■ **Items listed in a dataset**
__________________________________________________

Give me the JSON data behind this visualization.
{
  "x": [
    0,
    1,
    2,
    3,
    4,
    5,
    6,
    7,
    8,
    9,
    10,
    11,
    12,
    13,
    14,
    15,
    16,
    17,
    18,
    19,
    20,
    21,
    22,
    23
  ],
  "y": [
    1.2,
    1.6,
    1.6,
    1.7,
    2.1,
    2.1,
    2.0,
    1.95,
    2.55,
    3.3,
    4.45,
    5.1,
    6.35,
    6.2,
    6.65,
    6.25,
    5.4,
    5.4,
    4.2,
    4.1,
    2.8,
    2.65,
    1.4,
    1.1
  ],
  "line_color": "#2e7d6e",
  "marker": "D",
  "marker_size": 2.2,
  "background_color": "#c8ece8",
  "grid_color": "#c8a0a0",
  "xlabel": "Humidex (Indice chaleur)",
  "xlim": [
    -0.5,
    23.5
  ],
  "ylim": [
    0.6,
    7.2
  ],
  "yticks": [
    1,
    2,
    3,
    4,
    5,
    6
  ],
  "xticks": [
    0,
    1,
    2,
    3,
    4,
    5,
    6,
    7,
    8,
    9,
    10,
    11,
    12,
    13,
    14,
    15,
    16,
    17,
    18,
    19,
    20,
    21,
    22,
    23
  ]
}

__________________________________________________

■ **Directions for this task**
Reproduce each line of the material above precisely.

■ **Task result**
Give me the JSON data behind this visualization.
{
  "x": [
    0,
    1,
    2,
    3,
    4,
    5,
    6,
    7,
    8,
    9,
    10,
    11,
    12,
    13,
    14,
    15,
    16,
    17,
    18,
    19,
    20,
    21,
    22,
    23
  ],
  "y": [
    1.2,
    1.6,
    1.6,
    1.7,
    2.1,
    2.1,
    2.0,
    1.95,
    2.55,
    3.3,
    4.45,
    5.1,
    6.35,
    6.2,
    6.65,
    6.25,
    5.4,
    5.4,
    4.2,
    4.1,
    2.8,
    2.65,
    1.4,
    1.1
  ],
  "line_color": "#2e7d6e",
  "marker": "D",
  "marker_size": 2.2,
  "background_color": "#c8ece8",
  "grid_color": "#c8a0a0",
  "xlabel": "Humidex (Indice chaleur)",
  "xlim": [
    -0.5,
    23.5
  ],
  "ylim": [
    0.6,
    7.2
  ],
  "yticks": [
    1,
    2,
    3,
    4,
    5,
    6
  ],
  "xticks": [
    0,
    1,
    2,
    3,
    4,
    5,
    6,
    7,
    8,
    9,
    10,
    11,
    12,
    13,
    14,
    15,
    16,
    17,
    18,
    19,
    20,
    21,
    22,
    23
  ]
}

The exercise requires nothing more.